Output the material below in its entirety, exactly as given.

----------

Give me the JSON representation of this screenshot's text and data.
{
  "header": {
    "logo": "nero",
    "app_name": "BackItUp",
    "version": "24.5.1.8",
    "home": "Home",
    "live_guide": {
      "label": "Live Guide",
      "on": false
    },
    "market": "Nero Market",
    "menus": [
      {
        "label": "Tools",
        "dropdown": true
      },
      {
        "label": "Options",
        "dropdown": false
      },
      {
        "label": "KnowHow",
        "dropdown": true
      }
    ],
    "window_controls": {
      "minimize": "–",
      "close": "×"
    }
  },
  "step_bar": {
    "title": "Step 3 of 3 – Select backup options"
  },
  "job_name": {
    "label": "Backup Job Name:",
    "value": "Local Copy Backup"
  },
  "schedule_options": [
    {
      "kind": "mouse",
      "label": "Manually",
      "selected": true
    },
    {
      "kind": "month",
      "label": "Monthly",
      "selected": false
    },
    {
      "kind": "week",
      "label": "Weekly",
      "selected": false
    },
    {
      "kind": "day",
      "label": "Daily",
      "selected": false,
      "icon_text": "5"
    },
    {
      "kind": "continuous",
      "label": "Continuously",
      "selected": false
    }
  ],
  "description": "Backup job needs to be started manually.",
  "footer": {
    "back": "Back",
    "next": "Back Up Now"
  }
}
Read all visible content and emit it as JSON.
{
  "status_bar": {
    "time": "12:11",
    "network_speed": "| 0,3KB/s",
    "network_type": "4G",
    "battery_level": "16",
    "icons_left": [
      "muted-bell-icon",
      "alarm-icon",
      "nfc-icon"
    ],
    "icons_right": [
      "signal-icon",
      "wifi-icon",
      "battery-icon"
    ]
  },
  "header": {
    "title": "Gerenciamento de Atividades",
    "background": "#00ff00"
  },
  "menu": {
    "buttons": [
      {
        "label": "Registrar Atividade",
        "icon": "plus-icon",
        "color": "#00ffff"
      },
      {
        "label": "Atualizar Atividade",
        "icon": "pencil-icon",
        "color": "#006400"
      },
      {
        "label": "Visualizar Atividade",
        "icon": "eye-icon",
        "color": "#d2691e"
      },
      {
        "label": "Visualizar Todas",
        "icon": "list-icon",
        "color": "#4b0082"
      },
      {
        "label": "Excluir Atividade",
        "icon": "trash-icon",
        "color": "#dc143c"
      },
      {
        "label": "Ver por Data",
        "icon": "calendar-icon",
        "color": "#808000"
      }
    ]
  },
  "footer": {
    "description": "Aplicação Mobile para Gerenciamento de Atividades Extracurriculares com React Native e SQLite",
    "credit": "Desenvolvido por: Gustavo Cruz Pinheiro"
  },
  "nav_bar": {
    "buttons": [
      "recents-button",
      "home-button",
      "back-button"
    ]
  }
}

----------

* SOLUTION *
Give me the JSON representation of this screenshot's text and data.
{
  "header": {
    "logo": "nero",
    "app_name": "BackItUp",
    "version": "24.5.1.8",
    "home": "Home",
    "live_guide": {
      "label": "Live Guide",
      "on": false
    },
    "market": "Nero Market",
    "menus": [
      {
        "label": "Tools",
        "dropdown": true
      },
      {
        "label": "Options",
        "dropdown": false
      },
      {
        "label": "KnowHow",
        "dropdown": true
      }
    ],
    "window_controls": {
      "minimize": "–",
      "close": "×"
    }
  },
  "step_bar": {
    "title": "Step 3 of 3 – Select backup options"
  },
  "job_name": {
    "label": "Backup Job Name:",
    "value": "Local Copy Backup"
  },
  "schedule_options": [
    {
      "kind": "mouse",
      "label": "Manually",
      "selected": true
    },
    {
      "kind": "month",
      "label": "Monthly",
      "selected": false
    },
    {
      "kind": "week",
      "label": "Weekly",
      "selected": false
    },
    {
      "kind": "day",
      "label": "Daily",
      "selected": false,
      "icon_text": "5"
    },
    {
      "kind": "continuous",
      "label": "Continuously",
      "selected": false
    }
  ],
  "description": "Backup job needs to be started manually.",
  "footer": {
    "back": "Back",
    "next": "Back Up Now"
  }
}
Read all visible content and emit it as JSON.
{
  "status_bar": {
    "time": "12:11",
    "network_speed": "| 0,3KB/s",
    "network_type": "4G",
    "battery_level": "16",
    "icons_left": [
      "muted-bell-icon",
      "alarm-icon",
      "nfc-icon"
    ],
    "icons_right": [
      "signal-icon",
      "wifi-icon",
      "battery-icon"
    ]
  },
  "header": {
    "title": "Gerenciamento de Atividades",
    "background": "#00ff00"
  },
  "menu": {
    "buttons": [
      {
        "label": "Registrar Atividade",
        "icon": "plus-icon",
        "color": "#00ffff"
      },
      {
        "label": "Atualizar Atividade",
        "icon": "pencil-icon",
        "color": "#006400"
      },
      {
        "label": "Visualizar Atividade",
        "icon": "eye-icon",
        "color": "#d2691e"
      },
      {
        "label": "Visualizar Todas",
        "icon": "list-icon",
        "color": "#4b0082"
      },
      {
        "label": "Excluir Atividade",
        "icon": "trash-icon",
        "color": "#dc143c"
      },
      {
        "label": "Ver por Data",
        "icon": "calendar-icon",
        "color": "#808000"
      }
    ]
  },
  "footer": {
    "description": "Aplicação Mobile para Gerenciamento de Atividades Extracurriculares com React Native e SQLite",
    "credit": "Desenvolvido por: Gustavo Cruz Pinheiro"
  },
  "nav_bar": {
    "buttons": [
      "recents-button",
      "home-button",
      "back-button"
    ]
  }
}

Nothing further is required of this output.